** START **

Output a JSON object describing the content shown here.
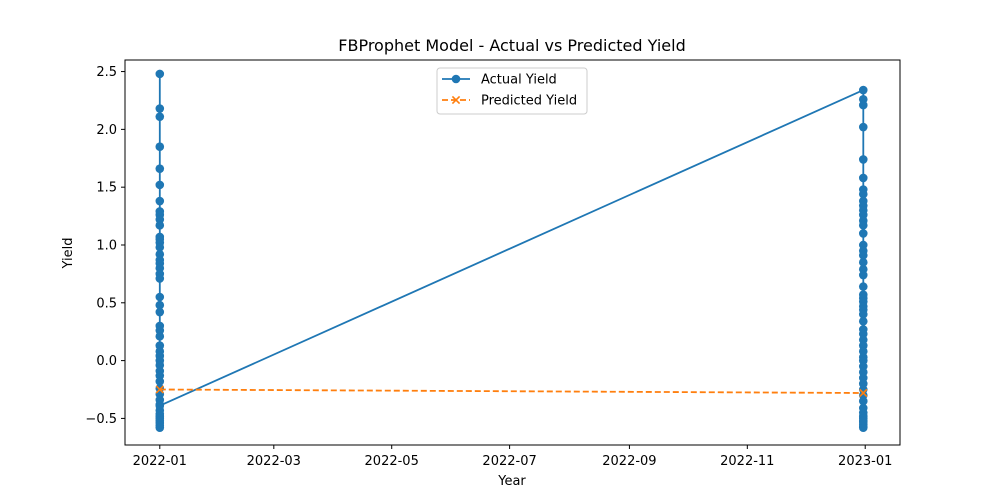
{
  "chart_data": {
    "type": "line",
    "title": "FBProphet Model - Actual vs Predicted Yield",
    "xlabel": "Year",
    "ylabel": "Yield",
    "x_range": [
      "2021-12-14",
      "2023-01-19"
    ],
    "ylim": [
      -0.73,
      2.6
    ],
    "x_ticks": [
      {
        "date": "2022-01-01",
        "label": "2022-01"
      },
      {
        "date": "2022-03-01",
        "label": "2022-03"
      },
      {
        "date": "2022-05-01",
        "label": "2022-05"
      },
      {
        "date": "2022-07-01",
        "label": "2022-07"
      },
      {
        "date": "2022-09-01",
        "label": "2022-09"
      },
      {
        "date": "2022-11-01",
        "label": "2022-11"
      },
      {
        "date": "2023-01-01",
        "label": "2023-01"
      }
    ],
    "y_ticks": [
      -0.5,
      0.0,
      0.5,
      1.0,
      1.5,
      2.0,
      2.5
    ],
    "y_tick_labels": [
      "−0.5",
      "0.0",
      "0.5",
      "1.0",
      "1.5",
      "2.0",
      "2.5"
    ],
    "grid": false,
    "legend": "upper center",
    "series": [
      {
        "name": "Actual Yield",
        "color": "#1f77b4",
        "marker": "circle",
        "line_style": "solid",
        "points": [
          {
            "x": "2022-01-01",
            "y": [
              2.48,
              2.18,
              2.11,
              1.85,
              1.66,
              1.52,
              1.38,
              1.29,
              1.26,
              1.22,
              1.17,
              1.07,
              1.05,
              1.02,
              0.98,
              0.92,
              0.87,
              0.84,
              0.8,
              0.75,
              0.71,
              0.55,
              0.48,
              0.42,
              0.3,
              0.26,
              0.21,
              0.13,
              0.08,
              0.04,
              0.0,
              -0.04,
              -0.09,
              -0.13,
              -0.18,
              -0.24,
              -0.29,
              -0.34,
              -0.38,
              -0.43,
              -0.46,
              -0.48,
              -0.5,
              -0.52,
              -0.54,
              -0.56,
              -0.58,
              -0.39
            ]
          },
          {
            "x": "2022-12-31",
            "y": [
              2.34,
              2.26,
              2.21,
              2.02,
              1.74,
              1.58,
              1.48,
              1.44,
              1.38,
              1.34,
              1.3,
              1.26,
              1.21,
              1.17,
              1.1,
              1.0,
              0.95,
              0.91,
              0.85,
              0.79,
              0.74,
              0.64,
              0.57,
              0.54,
              0.51,
              0.47,
              0.44,
              0.4,
              0.34,
              0.27,
              0.23,
              0.18,
              0.13,
              0.08,
              0.03,
              0.0,
              -0.05,
              -0.1,
              -0.15,
              -0.2,
              -0.25,
              -0.3,
              -0.35,
              -0.41,
              -0.45,
              -0.48,
              -0.5,
              -0.53,
              -0.55,
              -0.57,
              -0.58,
              -0.52
            ]
          }
        ]
      },
      {
        "name": "Predicted Yield",
        "color": "#ff7f0e",
        "marker": "x",
        "line_style": "dashed",
        "points": [
          {
            "x": "2022-01-01",
            "y": [
              -0.25
            ]
          },
          {
            "x": "2022-12-31",
            "y": [
              -0.28
            ]
          }
        ]
      }
    ]
  }
}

** END **

Retype everything in the material word for word, minus pictures.

Output a JSON object describing the content shown here.
{
  "chart_data": {
    "type": "line",
    "title": "FBProphet Model - Actual vs Predicted Yield",
    "xlabel": "Year",
    "ylabel": "Yield",
    "x_range": [
      "2021-12-14",
      "2023-01-19"
    ],
    "ylim": [
      -0.73,
      2.6
    ],
    "x_ticks": [
      {
        "date": "2022-01-01",
        "label": "2022-01"
      },
      {
        "date": "2022-03-01",
        "label": "2022-03"
      },
      {
        "date": "2022-05-01",
        "label": "2022-05"
      },
      {
        "date": "2022-07-01",
        "label": "2022-07"
      },
      {
        "date": "2022-09-01",
        "label": "2022-09"
      },
      {
        "date": "2022-11-01",
        "label": "2022-11"
      },
      {
        "date": "2023-01-01",
        "label": "2023-01"
      }
    ],
    "y_ticks": [
      -0.5,
      0.0,
      0.5,
      1.0,
      1.5,
      2.0,
      2.5
    ],
    "y_tick_labels": [
      "−0.5",
      "0.0",
      "0.5",
      "1.0",
      "1.5",
      "2.0",
      "2.5"
    ],
    "grid": false,
    "legend": "upper center",
    "series": [
      {
        "name": "Actual Yield",
        "color": "#1f77b4",
        "marker": "circle",
        "line_style": "solid",
        "points": [
          {
            "x": "2022-01-01",
            "y": [
              2.48,
              2.18,
              2.11,
              1.85,
              1.66,
              1.52,
              1.38,
              1.29,
              1.26,
              1.22,
              1.17,
              1.07,
              1.05,
              1.02,
              0.98,
              0.92,
              0.87,
              0.84,
              0.8,
              0.75,
              0.71,
              0.55,
              0.48,
              0.42,
              0.3,
              0.26,
              0.21,
              0.13,
              0.08,
              0.04,
              0.0,
              -0.04,
              -0.09,
              -0.13,
              -0.18,
              -0.24,
              -0.29,
              -0.34,
              -0.38,
              -0.43,
              -0.46,
              -0.48,
              -0.5,
              -0.52,
              -0.54,
              -0.56,
              -0.58,
              -0.39
            ]
          },
          {
            "x": "2022-12-31",
            "y": [
              2.34,
              2.26,
              2.21,
              2.02,
              1.74,
              1.58,
              1.48,
              1.44,
              1.38,
              1.34,
              1.3,
              1.26,
              1.21,
              1.17,
              1.1,
              1.0,
              0.95,
              0.91,
              0.85,
              0.79,
              0.74,
              0.64,
              0.57,
              0.54,
              0.51,
              0.47,
              0.44,
              0.4,
              0.34,
              0.27,
              0.23,
              0.18,
              0.13,
              0.08,
              0.03,
              0.0,
              -0.05,
              -0.1,
              -0.15,
              -0.2,
              -0.25,
              -0.3,
              -0.35,
              -0.41,
              -0.45,
              -0.48,
              -0.5,
              -0.53,
              -0.55,
              -0.57,
              -0.58,
              -0.52
            ]
          }
        ]
      },
      {
        "name": "Predicted Yield",
        "color": "#ff7f0e",
        "marker": "x",
        "line_style": "dashed",
        "points": [
          {
            "x": "2022-01-01",
            "y": [
              -0.25
            ]
          },
          {
            "x": "2022-12-31",
            "y": [
              -0.28
            ]
          }
        ]
      }
    ]
  }
}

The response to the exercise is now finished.